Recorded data
begin

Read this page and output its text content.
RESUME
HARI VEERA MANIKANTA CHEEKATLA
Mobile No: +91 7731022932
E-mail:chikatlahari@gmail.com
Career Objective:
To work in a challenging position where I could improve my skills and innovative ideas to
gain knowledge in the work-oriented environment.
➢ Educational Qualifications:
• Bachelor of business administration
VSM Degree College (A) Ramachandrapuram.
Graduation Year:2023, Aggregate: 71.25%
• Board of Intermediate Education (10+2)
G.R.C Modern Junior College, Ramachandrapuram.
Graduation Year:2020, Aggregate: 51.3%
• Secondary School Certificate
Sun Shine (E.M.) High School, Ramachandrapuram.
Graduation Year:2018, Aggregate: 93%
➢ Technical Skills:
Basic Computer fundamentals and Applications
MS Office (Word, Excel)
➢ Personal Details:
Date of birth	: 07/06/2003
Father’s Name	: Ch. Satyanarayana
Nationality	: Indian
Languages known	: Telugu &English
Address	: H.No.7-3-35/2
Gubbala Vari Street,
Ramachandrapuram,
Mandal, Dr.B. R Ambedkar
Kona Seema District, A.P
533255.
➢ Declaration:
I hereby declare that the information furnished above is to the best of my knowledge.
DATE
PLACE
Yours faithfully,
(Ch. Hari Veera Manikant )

end

■ EXERCISE INSTRUCTIONS
Write out every entry verbatim.

■ WRITTEN ANSWER
Read this page and output its text content.
RESUME
HARI VEERA MANIKANTA CHEEKATLA
Mobile No: +91 7731022932
E-mail:chikatlahari@gmail.com
Career Objective:
To work in a challenging position where I could improve my skills and innovative ideas to
gain knowledge in the work-oriented environment.
➢ Educational Qualifications:
• Bachelor of business administration
VSM Degree College (A) Ramachandrapuram.
Graduation Year:2023, Aggregate: 71.25%
• Board of Intermediate Education (10+2)
G.R.C Modern Junior College, Ramachandrapuram.
Graduation Year:2020, Aggregate: 51.3%
• Secondary School Certificate
Sun Shine (E.M.) High School, Ramachandrapuram.
Graduation Year:2018, Aggregate: 93%
➢ Technical Skills:
Basic Computer fundamentals and Applications
MS Office (Word, Excel)
➢ Personal Details:
Date of birth	: 07/06/2003
Father’s Name	: Ch. Satyanarayana
Nationality	: Indian
Languages known	: Telugu &English
Address	: H.No.7-3-35/2
Gubbala Vari Street,
Ramachandrapuram,
Mandal, Dr.B. R Ambedkar
Kona Seema District, A.P
533255.
➢ Declaration:
I hereby declare that the information furnished above is to the best of my knowledge.
DATE
PLACE
Yours faithfully,
(Ch. Hari Veera Manikant )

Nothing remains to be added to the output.